Objective - Copy every entry precisely.

Material -

********

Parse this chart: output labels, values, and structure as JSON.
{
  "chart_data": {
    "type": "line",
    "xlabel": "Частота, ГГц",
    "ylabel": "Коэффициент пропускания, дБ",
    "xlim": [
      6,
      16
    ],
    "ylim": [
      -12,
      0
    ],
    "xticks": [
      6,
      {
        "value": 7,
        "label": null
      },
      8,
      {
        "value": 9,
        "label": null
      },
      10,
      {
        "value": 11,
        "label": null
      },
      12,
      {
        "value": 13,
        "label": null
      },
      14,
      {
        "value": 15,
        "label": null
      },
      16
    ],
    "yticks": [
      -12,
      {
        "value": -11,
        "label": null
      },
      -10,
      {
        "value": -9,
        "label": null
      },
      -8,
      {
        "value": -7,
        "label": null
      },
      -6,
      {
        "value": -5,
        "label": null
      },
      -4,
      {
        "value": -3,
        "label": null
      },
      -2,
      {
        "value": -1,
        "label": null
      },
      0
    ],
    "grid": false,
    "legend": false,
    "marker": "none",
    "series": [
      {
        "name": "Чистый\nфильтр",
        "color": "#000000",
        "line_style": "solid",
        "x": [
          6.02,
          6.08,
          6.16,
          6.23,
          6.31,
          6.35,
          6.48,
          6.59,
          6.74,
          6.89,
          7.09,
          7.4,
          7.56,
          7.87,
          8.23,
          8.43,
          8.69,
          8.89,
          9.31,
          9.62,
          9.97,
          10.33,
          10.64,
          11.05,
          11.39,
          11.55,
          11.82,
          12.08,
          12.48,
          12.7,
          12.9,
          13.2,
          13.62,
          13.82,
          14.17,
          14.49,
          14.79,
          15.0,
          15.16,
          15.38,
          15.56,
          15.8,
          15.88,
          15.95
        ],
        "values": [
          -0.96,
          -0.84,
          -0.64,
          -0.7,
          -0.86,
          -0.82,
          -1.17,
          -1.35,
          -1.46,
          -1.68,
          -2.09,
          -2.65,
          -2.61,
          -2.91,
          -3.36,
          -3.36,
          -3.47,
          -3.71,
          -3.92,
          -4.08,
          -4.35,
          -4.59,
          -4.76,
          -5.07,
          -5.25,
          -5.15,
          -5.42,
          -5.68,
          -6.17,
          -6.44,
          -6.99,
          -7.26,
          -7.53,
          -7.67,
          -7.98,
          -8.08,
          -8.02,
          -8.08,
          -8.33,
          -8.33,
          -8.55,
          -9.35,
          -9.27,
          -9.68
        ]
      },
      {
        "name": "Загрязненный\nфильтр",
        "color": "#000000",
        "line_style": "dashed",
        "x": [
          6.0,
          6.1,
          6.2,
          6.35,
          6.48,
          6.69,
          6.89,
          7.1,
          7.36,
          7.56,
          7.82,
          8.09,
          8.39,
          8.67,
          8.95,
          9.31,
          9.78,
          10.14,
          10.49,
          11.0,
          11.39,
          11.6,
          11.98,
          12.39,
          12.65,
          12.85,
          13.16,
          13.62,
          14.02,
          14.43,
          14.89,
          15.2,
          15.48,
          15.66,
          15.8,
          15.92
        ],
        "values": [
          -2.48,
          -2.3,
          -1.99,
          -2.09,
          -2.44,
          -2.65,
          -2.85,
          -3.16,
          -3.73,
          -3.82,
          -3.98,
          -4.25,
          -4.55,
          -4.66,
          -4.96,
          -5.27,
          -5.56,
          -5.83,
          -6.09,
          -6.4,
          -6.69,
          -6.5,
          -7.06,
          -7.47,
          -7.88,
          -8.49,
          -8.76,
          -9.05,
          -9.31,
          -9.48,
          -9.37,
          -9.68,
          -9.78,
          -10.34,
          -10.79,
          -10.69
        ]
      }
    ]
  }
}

********

Exercise result -
Parse this chart: output labels, values, and structure as JSON.
{
  "chart_data": {
    "type": "line",
    "xlabel": "Частота, ГГц",
    "ylabel": "Коэффициент пропускания, дБ",
    "xlim": [
      6,
      16
    ],
    "ylim": [
      -12,
      0
    ],
    "xticks": [
      6,
      {
        "value": 7,
        "label": null
      },
      8,
      {
        "value": 9,
        "label": null
      },
      10,
      {
        "value": 11,
        "label": null
      },
      12,
      {
        "value": 13,
        "label": null
      },
      14,
      {
        "value": 15,
        "label": null
      },
      16
    ],
    "yticks": [
      -12,
      {
        "value": -11,
        "label": null
      },
      -10,
      {
        "value": -9,
        "label": null
      },
      -8,
      {
        "value": -7,
        "label": null
      },
      -6,
      {
        "value": -5,
        "label": null
      },
      -4,
      {
        "value": -3,
        "label": null
      },
      -2,
      {
        "value": -1,
        "label": null
      },
      0
    ],
    "grid": false,
    "legend": false,
    "marker": "none",
    "series": [
      {
        "name": "Чистый\nфильтр",
        "color": "#000000",
        "line_style": "solid",
        "x": [
          6.02,
          6.08,
          6.16,
          6.23,
          6.31,
          6.35,
          6.48,
          6.59,
          6.74,
          6.89,
          7.09,
          7.4,
          7.56,
          7.87,
          8.23,
          8.43,
          8.69,
          8.89,
          9.31,
          9.62,
          9.97,
          10.33,
          10.64,
          11.05,
          11.39,
          11.55,
          11.82,
          12.08,
          12.48,
          12.7,
          12.9,
          13.2,
          13.62,
          13.82,
          14.17,
          14.49,
          14.79,
          15.0,
          15.16,
          15.38,
          15.56,
          15.8,
          15.88,
          15.95
        ],
        "values": [
          -0.96,
          -0.84,
          -0.64,
          -0.7,
          -0.86,
          -0.82,
          -1.17,
          -1.35,
          -1.46,
          -1.68,
          -2.09,
          -2.65,
          -2.61,
          -2.91,
          -3.36,
          -3.36,
          -3.47,
          -3.71,
          -3.92,
          -4.08,
          -4.35,
          -4.59,
          -4.76,
          -5.07,
          -5.25,
          -5.15,
          -5.42,
          -5.68,
          -6.17,
          -6.44,
          -6.99,
          -7.26,
          -7.53,
          -7.67,
          -7.98,
          -8.08,
          -8.02,
          -8.08,
          -8.33,
          -8.33,
          -8.55,
          -9.35,
          -9.27,
          -9.68
        ]
      },
      {
        "name": "Загрязненный\nфильтр",
        "color": "#000000",
        "line_style": "dashed",
        "x": [
          6.0,
          6.1,
          6.2,
          6.35,
          6.48,
          6.69,
          6.89,
          7.1,
          7.36,
          7.56,
          7.82,
          8.09,
          8.39,
          8.67,
          8.95,
          9.31,
          9.78,
          10.14,
          10.49,
          11.0,
          11.39,
          11.6,
          11.98,
          12.39,
          12.65,
          12.85,
          13.16,
          13.62,
          14.02,
          14.43,
          14.89,
          15.2,
          15.48,
          15.66,
          15.8,
          15.92
        ],
        "values": [
          -2.48,
          -2.3,
          -1.99,
          -2.09,
          -2.44,
          -2.65,
          -2.85,
          -3.16,
          -3.73,
          -3.82,
          -3.98,
          -4.25,
          -4.55,
          -4.66,
          -4.96,
          -5.27,
          -5.56,
          -5.83,
          -6.09,
          -6.4,
          -6.69,
          -6.5,
          -7.06,
          -7.47,
          -7.88,
          -8.49,
          -8.76,
          -9.05,
          -9.31,
          -9.48,
          -9.37,
          -9.68,
          -9.78,
          -10.34,
          -10.79,
          -10.69
        ]
      }
    ]
  }
}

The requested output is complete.